- [DOKUMENTAUSZUG]
--

Sind die Muslime Blitzableiter in der Laizismus-Debatte?
Publiziert in der NZZ am 7.9.2018, https://www.nzz.ch/meinung/sind-die-muslime-blitzableiter-in-der-laizismus-debatte-ld.1407625
Die SP reibt sich an der Debatte bezüglich der staatlichen Anerkennung islamischer Gemeinschaften. So führt die SP-Führung eine Integrationsdebatte mit dem Ziel, die zweitgrösste Religionsgemeinschaft der Schweiz, die islamische, genau wie die christliche und jüdische enger an den Staat zu binden und somit institutionell stärker zu integrieren. Die in der Gruppe «Integra Universell» versammelten Dissidenten andererseits führen eine Laizismusdebatte bezüglich der Frage der Anerkennung generell. Das Erstreben eines staatlichen Gütesiegels würde es uns Muslimen erlauben, unsere Demokratietauglichkeit, unsere Transparenz und unser staatsbürgerliches Engagement für die Gesellschaft unter Beweis zu stellen, und macht somit gesamtgesellschaftlich Sinn.

--

- [EXTRAHIERTE INFORMATIONEN]

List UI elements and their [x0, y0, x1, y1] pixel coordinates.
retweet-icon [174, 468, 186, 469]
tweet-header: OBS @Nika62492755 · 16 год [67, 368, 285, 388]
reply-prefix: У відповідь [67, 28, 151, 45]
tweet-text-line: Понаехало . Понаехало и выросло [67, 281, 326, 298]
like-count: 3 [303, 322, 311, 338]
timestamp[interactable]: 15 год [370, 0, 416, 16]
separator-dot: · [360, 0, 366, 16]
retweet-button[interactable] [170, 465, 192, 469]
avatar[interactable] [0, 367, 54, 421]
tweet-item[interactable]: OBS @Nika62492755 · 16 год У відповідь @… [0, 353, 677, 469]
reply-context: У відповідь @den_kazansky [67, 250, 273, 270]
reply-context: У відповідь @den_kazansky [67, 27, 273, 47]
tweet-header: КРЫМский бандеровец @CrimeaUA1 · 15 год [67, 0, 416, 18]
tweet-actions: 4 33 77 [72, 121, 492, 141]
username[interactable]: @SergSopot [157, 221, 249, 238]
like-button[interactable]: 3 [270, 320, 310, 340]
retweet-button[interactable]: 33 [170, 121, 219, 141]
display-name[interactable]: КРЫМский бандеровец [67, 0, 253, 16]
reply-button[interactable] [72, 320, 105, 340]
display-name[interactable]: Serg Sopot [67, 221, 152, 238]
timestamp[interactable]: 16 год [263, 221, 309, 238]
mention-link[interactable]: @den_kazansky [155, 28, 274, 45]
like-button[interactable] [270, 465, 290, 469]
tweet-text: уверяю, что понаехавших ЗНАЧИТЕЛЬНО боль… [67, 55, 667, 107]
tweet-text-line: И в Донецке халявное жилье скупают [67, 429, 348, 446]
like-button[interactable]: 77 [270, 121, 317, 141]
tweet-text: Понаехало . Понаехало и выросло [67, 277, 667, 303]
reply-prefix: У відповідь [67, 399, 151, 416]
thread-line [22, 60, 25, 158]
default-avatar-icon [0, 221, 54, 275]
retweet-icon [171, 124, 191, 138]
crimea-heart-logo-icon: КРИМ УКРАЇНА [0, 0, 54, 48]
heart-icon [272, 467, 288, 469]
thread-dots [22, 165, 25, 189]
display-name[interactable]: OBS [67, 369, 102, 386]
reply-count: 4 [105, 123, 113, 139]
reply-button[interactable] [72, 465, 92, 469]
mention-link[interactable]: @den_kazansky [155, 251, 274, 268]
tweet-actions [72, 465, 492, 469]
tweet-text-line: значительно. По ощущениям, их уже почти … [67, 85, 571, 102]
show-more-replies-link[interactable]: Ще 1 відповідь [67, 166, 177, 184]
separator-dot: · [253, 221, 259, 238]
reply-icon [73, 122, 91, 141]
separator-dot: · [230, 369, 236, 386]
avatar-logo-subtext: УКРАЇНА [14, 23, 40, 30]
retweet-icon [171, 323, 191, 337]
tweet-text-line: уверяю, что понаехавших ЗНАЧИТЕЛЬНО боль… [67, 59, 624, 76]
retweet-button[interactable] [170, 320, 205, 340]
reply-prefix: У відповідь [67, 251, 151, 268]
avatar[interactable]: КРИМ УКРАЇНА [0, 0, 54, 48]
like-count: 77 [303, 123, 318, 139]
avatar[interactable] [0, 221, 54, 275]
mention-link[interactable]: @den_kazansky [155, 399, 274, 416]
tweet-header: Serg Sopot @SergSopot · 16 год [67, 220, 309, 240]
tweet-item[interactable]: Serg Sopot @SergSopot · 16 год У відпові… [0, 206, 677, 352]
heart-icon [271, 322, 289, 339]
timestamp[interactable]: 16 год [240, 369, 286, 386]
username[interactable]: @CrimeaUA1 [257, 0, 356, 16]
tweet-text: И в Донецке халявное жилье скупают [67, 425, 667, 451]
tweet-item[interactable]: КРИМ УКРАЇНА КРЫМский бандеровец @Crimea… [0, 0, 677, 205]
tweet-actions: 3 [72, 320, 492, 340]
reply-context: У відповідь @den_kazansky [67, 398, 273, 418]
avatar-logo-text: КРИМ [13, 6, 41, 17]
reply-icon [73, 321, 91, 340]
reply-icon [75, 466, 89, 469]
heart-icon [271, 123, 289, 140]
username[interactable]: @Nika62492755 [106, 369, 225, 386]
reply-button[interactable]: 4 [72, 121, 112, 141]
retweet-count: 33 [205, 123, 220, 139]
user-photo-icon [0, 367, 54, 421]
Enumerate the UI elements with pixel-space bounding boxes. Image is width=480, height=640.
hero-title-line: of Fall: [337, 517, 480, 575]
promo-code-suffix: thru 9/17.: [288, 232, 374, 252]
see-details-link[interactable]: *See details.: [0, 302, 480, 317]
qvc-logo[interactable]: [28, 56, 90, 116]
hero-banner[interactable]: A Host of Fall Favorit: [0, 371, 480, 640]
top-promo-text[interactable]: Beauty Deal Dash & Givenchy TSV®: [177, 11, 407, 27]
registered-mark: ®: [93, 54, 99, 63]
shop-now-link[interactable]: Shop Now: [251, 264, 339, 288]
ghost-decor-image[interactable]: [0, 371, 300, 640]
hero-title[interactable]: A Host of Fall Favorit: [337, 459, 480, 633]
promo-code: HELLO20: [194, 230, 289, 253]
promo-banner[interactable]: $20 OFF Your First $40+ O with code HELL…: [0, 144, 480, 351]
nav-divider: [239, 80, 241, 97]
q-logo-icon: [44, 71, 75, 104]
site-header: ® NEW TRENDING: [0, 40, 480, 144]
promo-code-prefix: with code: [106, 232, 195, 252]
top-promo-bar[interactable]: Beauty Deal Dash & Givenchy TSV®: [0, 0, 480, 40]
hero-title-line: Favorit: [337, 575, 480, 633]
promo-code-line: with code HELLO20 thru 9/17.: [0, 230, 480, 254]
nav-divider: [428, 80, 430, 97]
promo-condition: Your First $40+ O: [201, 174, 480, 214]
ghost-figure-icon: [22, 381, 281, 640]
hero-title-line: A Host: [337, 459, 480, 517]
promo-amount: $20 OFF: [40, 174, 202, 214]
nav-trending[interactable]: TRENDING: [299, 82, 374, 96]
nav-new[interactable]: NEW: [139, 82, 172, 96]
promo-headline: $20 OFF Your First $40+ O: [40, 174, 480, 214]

--

- [ZU ERLEDIGENDE AUFGABEN]
**A)** Schreiben Sie aus dem Meinungsbeitrag zur Laizismus-Debatte alles von „Publiziert in der“ bis hinunter zu „somit gesamtgesellschaftlich Sinn.“ wortgetreu ab.
**B)** Führen Sie den Meinungsbeitrag zur Laizismus-Debatte im Anschluss an seinen letzten Satz weiter.
Die Datensätze werden hierfür nicht gebraucht.

- [ERGEBNISSE]
**A)**
Publiziert in der NZZ am 7.9.2018, https://www.nzz.ch/meinung/sind-die-muslime-blitzableiter-in-der-laizismus-debatte-ld.1407625
Die SP reibt sich an der Debatte bezüglich der staatlichen Anerkennung islamischer Gemeinschaften. So führt die SP-Führung eine Integrationsdebatte mit dem Ziel, die zweitgrösste Religionsgemeinschaft der Schweiz, die islamische, genau wie die christliche und jüdische enger an den Staat zu binden und somit institutionell stärker zu integrieren. Die in der Gruppe «Integra Universell» versammelten Dissidenten andererseits führen eine Laizismusdebatte bezüglich der Frage der Anerkennung generell. Das Erstreben eines staatlichen Gütesiegels würde es uns Muslimen erlauben, unsere Demokratietauglichkeit, unsere Transparenz und unser staatsbürgerliches Engagement für die Gesellschaft unter Beweis zu stellen, und macht somit gesamtgesellschaftlich Sinn.

**B)**
Zusätzlich würde dies auch jenen Kräften den Wind aus den Segeln nehmen, die uns als demokratieuntauglich und freiheitsfeindlich diffamieren, was wahrscheinlich auch zu weiten Teilen deren Opposition erklärt. Was nun die Laizismusdebatte angeht, sind die Meinungen der Muslime natürlich genau so vielfältig wie im Rest der Gesellschaft. Fest steht einzig, dass die Gleichberechtigung gewahrt bleiben soll. Diesen Beweis bleibt uns «Integra Universell» noch schuldig. Konkret engagieren sich ihre Vertreter für Ergebnissoffenheit in der Diskussion zur staatlichen Anerkennung von Religionsgemeinschaften im Allgemeinen, jedoch zum Vornherein ablehnend bezüglich der Anerkennung islamischer Gemeinschaften.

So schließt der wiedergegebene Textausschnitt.